[Exercise requirements] A faithful transcription of all the data is required.

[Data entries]
########################################

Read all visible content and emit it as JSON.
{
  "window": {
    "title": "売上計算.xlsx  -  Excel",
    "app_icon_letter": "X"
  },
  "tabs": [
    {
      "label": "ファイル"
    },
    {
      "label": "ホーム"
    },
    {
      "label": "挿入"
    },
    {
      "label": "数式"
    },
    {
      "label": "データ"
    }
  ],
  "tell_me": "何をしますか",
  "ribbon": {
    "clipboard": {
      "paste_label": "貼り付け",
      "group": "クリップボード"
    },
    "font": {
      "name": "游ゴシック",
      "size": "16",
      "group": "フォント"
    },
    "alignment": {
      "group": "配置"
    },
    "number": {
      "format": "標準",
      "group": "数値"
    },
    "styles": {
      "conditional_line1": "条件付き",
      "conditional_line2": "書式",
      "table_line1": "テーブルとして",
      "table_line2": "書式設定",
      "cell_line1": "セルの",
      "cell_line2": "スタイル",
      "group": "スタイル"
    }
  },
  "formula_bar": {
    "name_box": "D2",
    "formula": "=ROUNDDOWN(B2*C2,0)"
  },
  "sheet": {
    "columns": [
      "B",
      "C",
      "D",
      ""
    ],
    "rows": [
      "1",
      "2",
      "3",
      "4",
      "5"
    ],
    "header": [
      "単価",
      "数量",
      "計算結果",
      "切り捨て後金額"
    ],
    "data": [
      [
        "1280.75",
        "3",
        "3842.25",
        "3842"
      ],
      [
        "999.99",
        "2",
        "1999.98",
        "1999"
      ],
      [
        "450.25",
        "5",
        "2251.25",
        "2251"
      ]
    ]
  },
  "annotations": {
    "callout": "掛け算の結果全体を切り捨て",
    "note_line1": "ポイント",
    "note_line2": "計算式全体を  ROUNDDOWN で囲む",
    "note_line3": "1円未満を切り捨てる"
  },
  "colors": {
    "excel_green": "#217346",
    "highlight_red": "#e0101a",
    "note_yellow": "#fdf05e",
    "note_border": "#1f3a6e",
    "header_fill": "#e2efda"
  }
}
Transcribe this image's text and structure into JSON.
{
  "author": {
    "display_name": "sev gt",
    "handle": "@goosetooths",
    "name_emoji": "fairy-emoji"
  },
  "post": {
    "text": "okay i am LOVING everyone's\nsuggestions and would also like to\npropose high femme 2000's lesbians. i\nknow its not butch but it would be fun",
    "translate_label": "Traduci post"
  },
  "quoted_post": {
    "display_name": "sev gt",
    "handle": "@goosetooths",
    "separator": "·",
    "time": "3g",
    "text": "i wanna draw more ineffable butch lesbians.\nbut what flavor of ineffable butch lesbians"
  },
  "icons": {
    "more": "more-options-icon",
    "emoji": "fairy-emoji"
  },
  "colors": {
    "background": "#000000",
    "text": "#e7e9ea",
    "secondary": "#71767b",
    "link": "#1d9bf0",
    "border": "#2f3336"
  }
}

########################################

[Solved exercise]
Read all visible content and emit it as JSON.
{
  "window": {
    "title": "売上計算.xlsx  -  Excel",
    "app_icon_letter": "X"
  },
  "tabs": [
    {
      "label": "ファイル"
    },
    {
      "label": "ホーム"
    },
    {
      "label": "挿入"
    },
    {
      "label": "数式"
    },
    {
      "label": "データ"
    }
  ],
  "tell_me": "何をしますか",
  "ribbon": {
    "clipboard": {
      "paste_label": "貼り付け",
      "group": "クリップボード"
    },
    "font": {
      "name": "游ゴシック",
      "size": "16",
      "group": "フォント"
    },
    "alignment": {
      "group": "配置"
    },
    "number": {
      "format": "標準",
      "group": "数値"
    },
    "styles": {
      "conditional_line1": "条件付き",
      "conditional_line2": "書式",
      "table_line1": "テーブルとして",
      "table_line2": "書式設定",
      "cell_line1": "セルの",
      "cell_line2": "スタイル",
      "group": "スタイル"
    }
  },
  "formula_bar": {
    "name_box": "D2",
    "formula": "=ROUNDDOWN(B2*C2,0)"
  },
  "sheet": {
    "columns": [
      "B",
      "C",
      "D",
      ""
    ],
    "rows": [
      "1",
      "2",
      "3",
      "4",
      "5"
    ],
    "header": [
      "単価",
      "数量",
      "計算結果",
      "切り捨て後金額"
    ],
    "data": [
      [
        "1280.75",
        "3",
        "3842.25",
        "3842"
      ],
      [
        "999.99",
        "2",
        "1999.98",
        "1999"
      ],
      [
        "450.25",
        "5",
        "2251.25",
        "2251"
      ]
    ]
  },
  "annotations": {
    "callout": "掛け算の結果全体を切り捨て",
    "note_line1": "ポイント",
    "note_line2": "計算式全体を  ROUNDDOWN で囲む",
    "note_line3": "1円未満を切り捨てる"
  },
  "colors": {
    "excel_green": "#217346",
    "highlight_red": "#e0101a",
    "note_yellow": "#fdf05e",
    "note_border": "#1f3a6e",
    "header_fill": "#e2efda"
  }
}
Transcribe this image's text and structure into JSON.
{
  "author": {
    "display_name": "sev gt",
    "handle": "@goosetooths",
    "name_emoji": "fairy-emoji"
  },
  "post": {
    "text": "okay i am LOVING everyone's\nsuggestions and would also like to\npropose high femme 2000's lesbians. i\nknow its not butch but it would be fun",
    "translate_label": "Traduci post"
  },
  "quoted_post": {
    "display_name": "sev gt",
    "handle": "@goosetooths",
    "separator": "·",
    "time": "3g",
    "text": "i wanna draw more ineffable butch lesbians.\nbut what flavor of ineffable butch lesbians"
  },
  "icons": {
    "more": "more-options-icon",
    "emoji": "fairy-emoji"
  },
  "colors": {
    "background": "#000000",
    "text": "#e7e9ea",
    "secondary": "#71767b",
    "link": "#1d9bf0",
    "border": "#2f3336"
  }
}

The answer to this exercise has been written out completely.